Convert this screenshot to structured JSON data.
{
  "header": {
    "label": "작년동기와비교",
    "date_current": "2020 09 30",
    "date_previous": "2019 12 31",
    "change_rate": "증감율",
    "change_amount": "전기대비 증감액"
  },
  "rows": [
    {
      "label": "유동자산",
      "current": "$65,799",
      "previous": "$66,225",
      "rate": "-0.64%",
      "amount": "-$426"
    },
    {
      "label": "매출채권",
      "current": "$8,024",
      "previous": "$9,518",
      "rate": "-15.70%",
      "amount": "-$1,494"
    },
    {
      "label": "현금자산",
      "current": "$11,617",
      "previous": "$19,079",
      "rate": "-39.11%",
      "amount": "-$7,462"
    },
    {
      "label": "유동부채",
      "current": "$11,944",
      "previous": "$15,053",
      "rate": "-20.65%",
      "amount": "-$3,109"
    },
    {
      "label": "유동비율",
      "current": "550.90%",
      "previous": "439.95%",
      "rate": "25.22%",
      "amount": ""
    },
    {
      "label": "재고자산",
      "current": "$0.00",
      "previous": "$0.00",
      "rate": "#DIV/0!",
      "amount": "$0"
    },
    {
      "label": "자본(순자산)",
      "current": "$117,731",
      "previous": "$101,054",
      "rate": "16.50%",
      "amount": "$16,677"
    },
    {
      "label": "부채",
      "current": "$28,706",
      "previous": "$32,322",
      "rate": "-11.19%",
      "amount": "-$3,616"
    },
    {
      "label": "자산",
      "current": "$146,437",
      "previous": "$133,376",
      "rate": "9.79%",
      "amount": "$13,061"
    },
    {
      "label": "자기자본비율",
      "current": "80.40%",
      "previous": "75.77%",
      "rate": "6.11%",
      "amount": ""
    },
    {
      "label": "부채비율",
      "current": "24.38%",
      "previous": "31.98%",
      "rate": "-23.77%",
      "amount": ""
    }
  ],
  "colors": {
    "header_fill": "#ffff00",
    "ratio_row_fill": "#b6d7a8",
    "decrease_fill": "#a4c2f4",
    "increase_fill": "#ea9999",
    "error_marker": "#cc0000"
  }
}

········

◆ **SET TASK**
Write out the complete set of records exactly as given.

◆ **FINISHED EXERCISE**
Convert this screenshot to structured JSON data.
{
  "header": {
    "label": "작년동기와비교",
    "date_current": "2020 09 30",
    "date_previous": "2019 12 31",
    "change_rate": "증감율",
    "change_amount": "전기대비 증감액"
  },
  "rows": [
    {
      "label": "유동자산",
      "current": "$65,799",
      "previous": "$66,225",
      "rate": "-0.64%",
      "amount": "-$426"
    },
    {
      "label": "매출채권",
      "current": "$8,024",
      "previous": "$9,518",
      "rate": "-15.70%",
      "amount": "-$1,494"
    },
    {
      "label": "현금자산",
      "current": "$11,617",
      "previous": "$19,079",
      "rate": "-39.11%",
      "amount": "-$7,462"
    },
    {
      "label": "유동부채",
      "current": "$11,944",
      "previous": "$15,053",
      "rate": "-20.65%",
      "amount": "-$3,109"
    },
    {
      "label": "유동비율",
      "current": "550.90%",
      "previous": "439.95%",
      "rate": "25.22%",
      "amount": ""
    },
    {
      "label": "재고자산",
      "current": "$0.00",
      "previous": "$0.00",
      "rate": "#DIV/0!",
      "amount": "$0"
    },
    {
      "label": "자본(순자산)",
      "current": "$117,731",
      "previous": "$101,054",
      "rate": "16.50%",
      "amount": "$16,677"
    },
    {
      "label": "부채",
      "current": "$28,706",
      "previous": "$32,322",
      "rate": "-11.19%",
      "amount": "-$3,616"
    },
    {
      "label": "자산",
      "current": "$146,437",
      "previous": "$133,376",
      "rate": "9.79%",
      "amount": "$13,061"
    },
    {
      "label": "자기자본비율",
      "current": "80.40%",
      "previous": "75.77%",
      "rate": "6.11%",
      "amount": ""
    },
    {
      "label": "부채비율",
      "current": "24.38%",
      "previous": "31.98%",
      "rate": "-23.77%",
      "amount": ""
    }
  ],
  "colors": {
    "header_fill": "#ffff00",
    "ratio_row_fill": "#b6d7a8",
    "decrease_fill": "#a4c2f4",
    "increase_fill": "#ea9999",
    "error_marker": "#cc0000"
  }
}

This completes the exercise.